-- Begin Data to process --
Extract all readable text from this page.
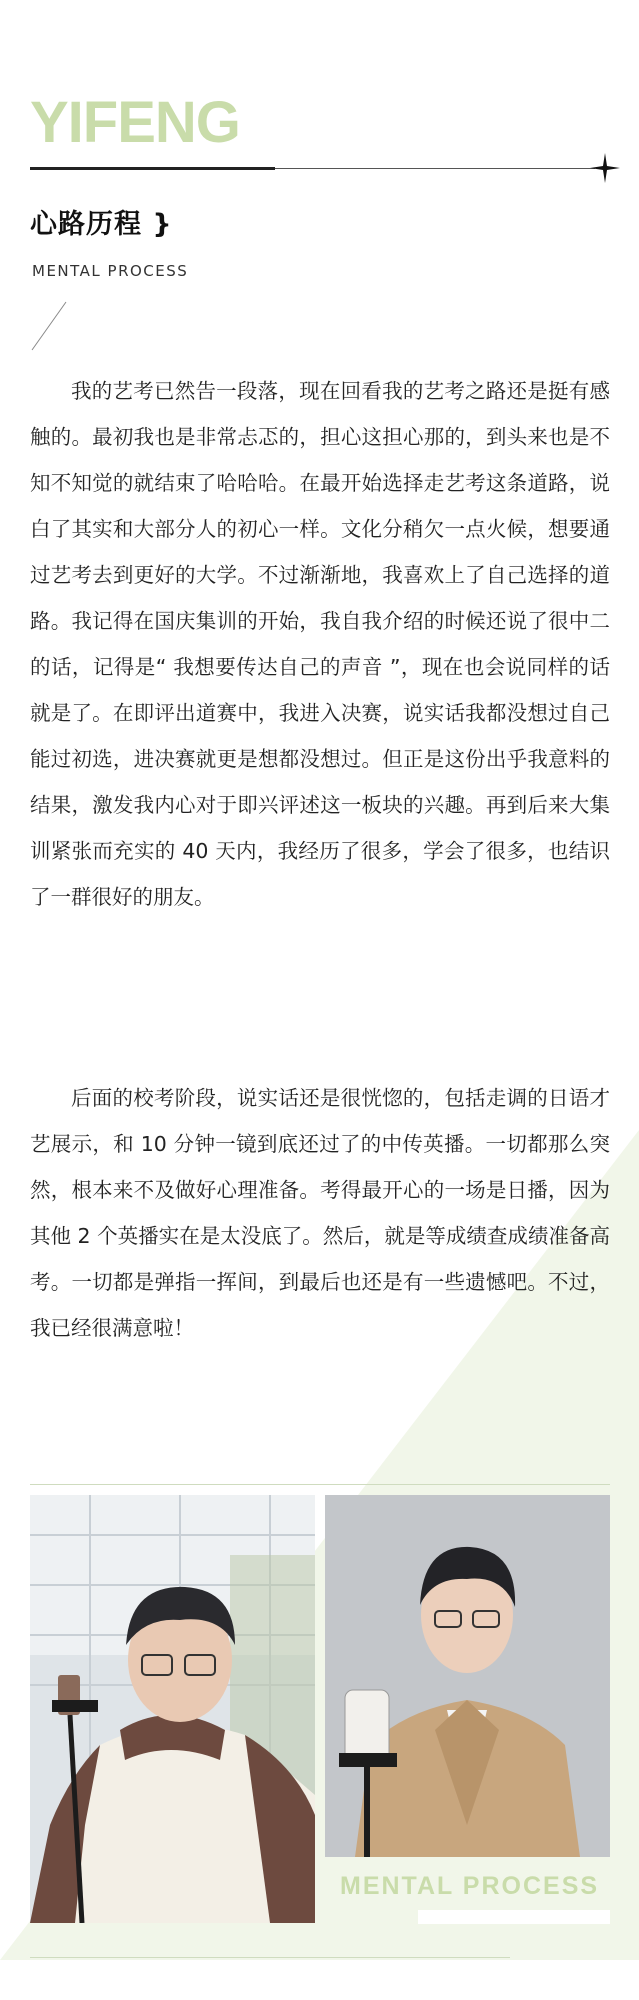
YIFENG
心路历程 }
MENTAL PROCESS

我的艺考已然告一段落，现在回看我的艺考之路还是挺有感触的。最初我也是非常忐忑的，担心这担心那的，到头来也是不知不知觉的就结束了哈哈哈。在最开始选择走艺考这条道路，说白了其实和大部分人的初心一样。文化分稍欠一点火候，想要通过艺考去到更好的大学。不过渐渐地，我喜欢上了自己选择的道路。我记得在国庆集训的开始，我自我介绍的时候还说了很中二的话，记得是“ 我想要传达自己的声音 ”，现在也会说同样的话就是了。在即评出道赛中，我进入决赛，说实话我都没想过自己能过初选，进决赛就更是想都没想过。但正是这份出乎我意料的结果，激发我内心对于即兴评述这一板块的兴趣。再到后来大集训紧张而充实的 40 天内，我经历了很多，学会了很多，也结识了一群很好的朋友。

后面的校考阶段，说实话还是很恍惚的，包括走调的日语才艺展示，和 10 分钟一镜到底还过了的中传英播。一切都那么突然，根本来不及做好心理准备。考得最开心的一场是日播，因为其他 2 个英播实在是太没底了。然后，就是等成绩查成绩准备高考。一切都是弹指一挥间，到最后也还是有一些遗憾吧。不过，我已经很满意啦！

MENTAL PROCESS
-- End Data to process --
Drop the pictures and reproduce the rest of the entries above exactly.

Extract all readable text from this page.
YIFENG
心路历程 }
MENTAL PROCESS

我的艺考已然告一段落，现在回看我的艺考之路还是挺有感触的。最初我也是非常忐忑的，担心这担心那的，到头来也是不知不知觉的就结束了哈哈哈。在最开始选择走艺考这条道路，说白了其实和大部分人的初心一样。文化分稍欠一点火候，想要通过艺考去到更好的大学。不过渐渐地，我喜欢上了自己选择的道路。我记得在国庆集训的开始，我自我介绍的时候还说了很中二的话，记得是“ 我想要传达自己的声音 ”，现在也会说同样的话就是了。在即评出道赛中，我进入决赛，说实话我都没想过自己能过初选，进决赛就更是想都没想过。但正是这份出乎我意料的结果，激发我内心对于即兴评述这一板块的兴趣。再到后来大集训紧张而充实的 40 天内，我经历了很多，学会了很多，也结识了一群很好的朋友。

后面的校考阶段，说实话还是很恍惚的，包括走调的日语才艺展示，和 10 分钟一镜到底还过了的中传英播。一切都那么突然，根本来不及做好心理准备。考得最开心的一场是日播，因为其他 2 个英播实在是太没底了。然后，就是等成绩查成绩准备高考。一切都是弹指一挥间，到最后也还是有一些遗憾吧。不过，我已经很满意啦！

MENTAL PROCESS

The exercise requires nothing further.